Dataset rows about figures
------------------------

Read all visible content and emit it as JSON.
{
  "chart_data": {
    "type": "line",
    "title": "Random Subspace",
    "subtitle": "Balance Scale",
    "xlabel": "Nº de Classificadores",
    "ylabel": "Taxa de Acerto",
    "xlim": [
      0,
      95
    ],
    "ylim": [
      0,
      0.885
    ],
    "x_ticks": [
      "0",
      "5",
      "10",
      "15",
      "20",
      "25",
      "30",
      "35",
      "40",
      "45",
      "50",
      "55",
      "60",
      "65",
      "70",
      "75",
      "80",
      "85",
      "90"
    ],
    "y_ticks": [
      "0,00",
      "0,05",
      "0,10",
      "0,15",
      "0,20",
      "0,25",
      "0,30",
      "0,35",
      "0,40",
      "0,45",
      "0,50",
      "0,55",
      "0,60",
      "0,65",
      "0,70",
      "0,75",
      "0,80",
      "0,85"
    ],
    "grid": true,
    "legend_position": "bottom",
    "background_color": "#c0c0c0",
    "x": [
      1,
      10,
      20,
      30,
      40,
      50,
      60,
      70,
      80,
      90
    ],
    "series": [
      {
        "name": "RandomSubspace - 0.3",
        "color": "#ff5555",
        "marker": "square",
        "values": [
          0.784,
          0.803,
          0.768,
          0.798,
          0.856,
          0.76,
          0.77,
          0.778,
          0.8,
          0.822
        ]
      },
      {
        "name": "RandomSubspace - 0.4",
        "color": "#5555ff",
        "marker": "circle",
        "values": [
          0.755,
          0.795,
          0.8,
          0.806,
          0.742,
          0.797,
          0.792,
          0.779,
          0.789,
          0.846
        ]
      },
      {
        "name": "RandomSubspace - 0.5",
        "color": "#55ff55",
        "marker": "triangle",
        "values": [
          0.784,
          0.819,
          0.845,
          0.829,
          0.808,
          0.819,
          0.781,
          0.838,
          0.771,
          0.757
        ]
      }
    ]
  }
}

------------------------

### Task instructions
Exact copies of all the records are required.

### Response
Read all visible content and emit it as JSON.
{
  "chart_data": {
    "type": "line",
    "title": "Random Subspace",
    "subtitle": "Balance Scale",
    "xlabel": "Nº de Classificadores",
    "ylabel": "Taxa de Acerto",
    "xlim": [
      0,
      95
    ],
    "ylim": [
      0,
      0.885
    ],
    "x_ticks": [
      "0",
      "5",
      "10",
      "15",
      "20",
      "25",
      "30",
      "35",
      "40",
      "45",
      "50",
      "55",
      "60",
      "65",
      "70",
      "75",
      "80",
      "85",
      "90"
    ],
    "y_ticks": [
      "0,00",
      "0,05",
      "0,10",
      "0,15",
      "0,20",
      "0,25",
      "0,30",
      "0,35",
      "0,40",
      "0,45",
      "0,50",
      "0,55",
      "0,60",
      "0,65",
      "0,70",
      "0,75",
      "0,80",
      "0,85"
    ],
    "grid": true,
    "legend_position": "bottom",
    "background_color": "#c0c0c0",
    "x": [
      1,
      10,
      20,
      30,
      40,
      50,
      60,
      70,
      80,
      90
    ],
    "series": [
      {
        "name": "RandomSubspace - 0.3",
        "color": "#ff5555",
        "marker": "square",
        "values": [
          0.784,
          0.803,
          0.768,
          0.798,
          0.856,
          0.76,
          0.77,
          0.778,
          0.8,
          0.822
        ]
      },
      {
        "name": "RandomSubspace - 0.4",
        "color": "#5555ff",
        "marker": "circle",
        "values": [
          0.755,
          0.795,
          0.8,
          0.806,
          0.742,
          0.797,
          0.792,
          0.779,
          0.789,
          0.846
        ]
      },
      {
        "name": "RandomSubspace - 0.5",
        "color": "#55ff55",
        "marker": "triangle",
        "values": [
          0.784,
          0.819,
          0.845,
          0.829,
          0.808,
          0.819,
          0.781,
          0.838,
          0.771,
          0.757
        ]
      }
    ]
  }
}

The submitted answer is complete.